→ **PROMPT**:
Can you quote the records below in full, word for word?

→ **GIVEN DATA**:
....

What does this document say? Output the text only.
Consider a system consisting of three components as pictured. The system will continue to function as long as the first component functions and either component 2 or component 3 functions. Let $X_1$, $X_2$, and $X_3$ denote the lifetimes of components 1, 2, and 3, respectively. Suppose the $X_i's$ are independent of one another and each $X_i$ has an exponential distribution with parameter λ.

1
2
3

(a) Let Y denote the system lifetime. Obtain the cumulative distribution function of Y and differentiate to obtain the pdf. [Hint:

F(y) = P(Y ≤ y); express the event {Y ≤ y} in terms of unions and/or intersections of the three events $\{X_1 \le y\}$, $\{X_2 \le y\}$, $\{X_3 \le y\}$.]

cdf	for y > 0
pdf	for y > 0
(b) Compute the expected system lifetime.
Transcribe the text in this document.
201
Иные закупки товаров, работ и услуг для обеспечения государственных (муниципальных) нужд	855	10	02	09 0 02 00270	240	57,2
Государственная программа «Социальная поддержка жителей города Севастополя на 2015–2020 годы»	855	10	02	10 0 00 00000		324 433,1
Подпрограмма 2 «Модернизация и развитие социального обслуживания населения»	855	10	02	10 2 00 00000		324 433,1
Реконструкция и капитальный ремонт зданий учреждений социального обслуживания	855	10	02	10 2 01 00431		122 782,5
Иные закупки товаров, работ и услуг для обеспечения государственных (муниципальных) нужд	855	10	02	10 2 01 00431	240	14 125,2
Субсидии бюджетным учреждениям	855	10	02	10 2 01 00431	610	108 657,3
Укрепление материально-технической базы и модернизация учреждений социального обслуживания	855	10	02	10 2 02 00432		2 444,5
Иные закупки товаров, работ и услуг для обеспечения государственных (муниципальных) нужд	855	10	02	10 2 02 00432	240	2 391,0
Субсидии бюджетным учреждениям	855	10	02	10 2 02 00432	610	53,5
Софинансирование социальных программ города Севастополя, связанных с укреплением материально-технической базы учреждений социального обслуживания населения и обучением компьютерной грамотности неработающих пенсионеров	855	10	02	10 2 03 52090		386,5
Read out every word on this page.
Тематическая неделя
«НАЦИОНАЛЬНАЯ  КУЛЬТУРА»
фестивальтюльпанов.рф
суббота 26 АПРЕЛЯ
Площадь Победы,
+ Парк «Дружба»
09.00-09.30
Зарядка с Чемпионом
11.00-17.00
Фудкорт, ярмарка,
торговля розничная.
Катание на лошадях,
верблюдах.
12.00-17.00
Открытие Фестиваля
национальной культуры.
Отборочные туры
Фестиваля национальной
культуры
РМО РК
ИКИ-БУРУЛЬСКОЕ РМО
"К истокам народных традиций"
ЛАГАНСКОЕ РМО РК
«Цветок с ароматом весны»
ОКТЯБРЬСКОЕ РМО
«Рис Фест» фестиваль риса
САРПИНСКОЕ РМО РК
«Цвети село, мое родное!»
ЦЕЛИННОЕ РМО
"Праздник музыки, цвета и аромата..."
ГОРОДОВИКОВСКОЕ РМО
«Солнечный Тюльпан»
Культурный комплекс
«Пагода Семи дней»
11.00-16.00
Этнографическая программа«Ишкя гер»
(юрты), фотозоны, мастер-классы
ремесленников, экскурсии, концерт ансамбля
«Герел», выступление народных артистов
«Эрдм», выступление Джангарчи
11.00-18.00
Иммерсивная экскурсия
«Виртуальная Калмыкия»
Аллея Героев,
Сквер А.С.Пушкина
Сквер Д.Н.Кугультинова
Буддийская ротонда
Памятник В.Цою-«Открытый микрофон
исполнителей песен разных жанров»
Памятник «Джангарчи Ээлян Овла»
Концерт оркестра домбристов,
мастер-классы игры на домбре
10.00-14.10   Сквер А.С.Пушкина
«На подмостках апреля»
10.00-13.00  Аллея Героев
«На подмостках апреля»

....

→ **FINISHED EXERCISE**:
What does this document say? Output the text only.
Consider a system consisting of three components as pictured. The system will continue to function as long as the first component functions and either component 2 or component 3 functions. Let $X_1$, $X_2$, and $X_3$ denote the lifetimes of components 1, 2, and 3, respectively. Suppose the $X_i's$ are independent of one another and each $X_i$ has an exponential distribution with parameter λ.

1
2
3

(a) Let Y denote the system lifetime. Obtain the cumulative distribution function of Y and differentiate to obtain the pdf. [Hint:

F(y) = P(Y ≤ y); express the event {Y ≤ y} in terms of unions and/or intersections of the three events $\{X_1 \le y\}$, $\{X_2 \le y\}$, $\{X_3 \le y\}$.]

cdf	for y > 0
pdf	for y > 0
(b) Compute the expected system lifetime.
Transcribe the text in this document.
201
Иные закупки товаров, работ и услуг для обеспечения государственных (муниципальных) нужд	855	10	02	09 0 02 00270	240	57,2
Государственная программа «Социальная поддержка жителей города Севастополя на 2015–2020 годы»	855	10	02	10 0 00 00000		324 433,1
Подпрограмма 2 «Модернизация и развитие социального обслуживания населения»	855	10	02	10 2 00 00000		324 433,1
Реконструкция и капитальный ремонт зданий учреждений социального обслуживания	855	10	02	10 2 01 00431		122 782,5
Иные закупки товаров, работ и услуг для обеспечения государственных (муниципальных) нужд	855	10	02	10 2 01 00431	240	14 125,2
Субсидии бюджетным учреждениям	855	10	02	10 2 01 00431	610	108 657,3
Укрепление материально-технической базы и модернизация учреждений социального обслуживания	855	10	02	10 2 02 00432		2 444,5
Иные закупки товаров, работ и услуг для обеспечения государственных (муниципальных) нужд	855	10	02	10 2 02 00432	240	2 391,0
Субсидии бюджетным учреждениям	855	10	02	10 2 02 00432	610	53,5
Софинансирование социальных программ города Севастополя, связанных с укреплением материально-технической базы учреждений социального обслуживания населения и обучением компьютерной грамотности неработающих пенсионеров	855	10	02	10 2 03 52090		386,5
Read out every word on this page.
Тематическая неделя
«НАЦИОНАЛЬНАЯ  КУЛЬТУРА»
фестивальтюльпанов.рф
суббота 26 АПРЕЛЯ
Площадь Победы,
+ Парк «Дружба»
09.00-09.30
Зарядка с Чемпионом
11.00-17.00
Фудкорт, ярмарка,
торговля розничная.
Катание на лошадях,
верблюдах.
12.00-17.00
Открытие Фестиваля
национальной культуры.
Отборочные туры
Фестиваля национальной
культуры
РМО РК
ИКИ-БУРУЛЬСКОЕ РМО
"К истокам народных традиций"
ЛАГАНСКОЕ РМО РК
«Цветок с ароматом весны»
ОКТЯБРЬСКОЕ РМО
«Рис Фест» фестиваль риса
САРПИНСКОЕ РМО РК
«Цвети село, мое родное!»
ЦЕЛИННОЕ РМО
"Праздник музыки, цвета и аромата..."
ГОРОДОВИКОВСКОЕ РМО
«Солнечный Тюльпан»
Культурный комплекс
«Пагода Семи дней»
11.00-16.00
Этнографическая программа«Ишкя гер»
(юрты), фотозоны, мастер-классы
ремесленников, экскурсии, концерт ансамбля
«Герел», выступление народных артистов
«Эрдм», выступление Джангарчи
11.00-18.00
Иммерсивная экскурсия
«Виртуальная Калмыкия»
Аллея Героев,
Сквер А.С.Пушкина
Сквер Д.Н.Кугультинова
Буддийская ротонда
Памятник В.Цою-«Открытый микрофон
исполнителей песен разных жанров»
Памятник «Джангарчи Ээлян Овла»
Концерт оркестра домбристов,
мастер-классы игры на домбре
10.00-14.10   Сквер А.С.Пушкина
«На подмостках апреля»
10.00-13.00  Аллея Героев
«На подмостках апреля»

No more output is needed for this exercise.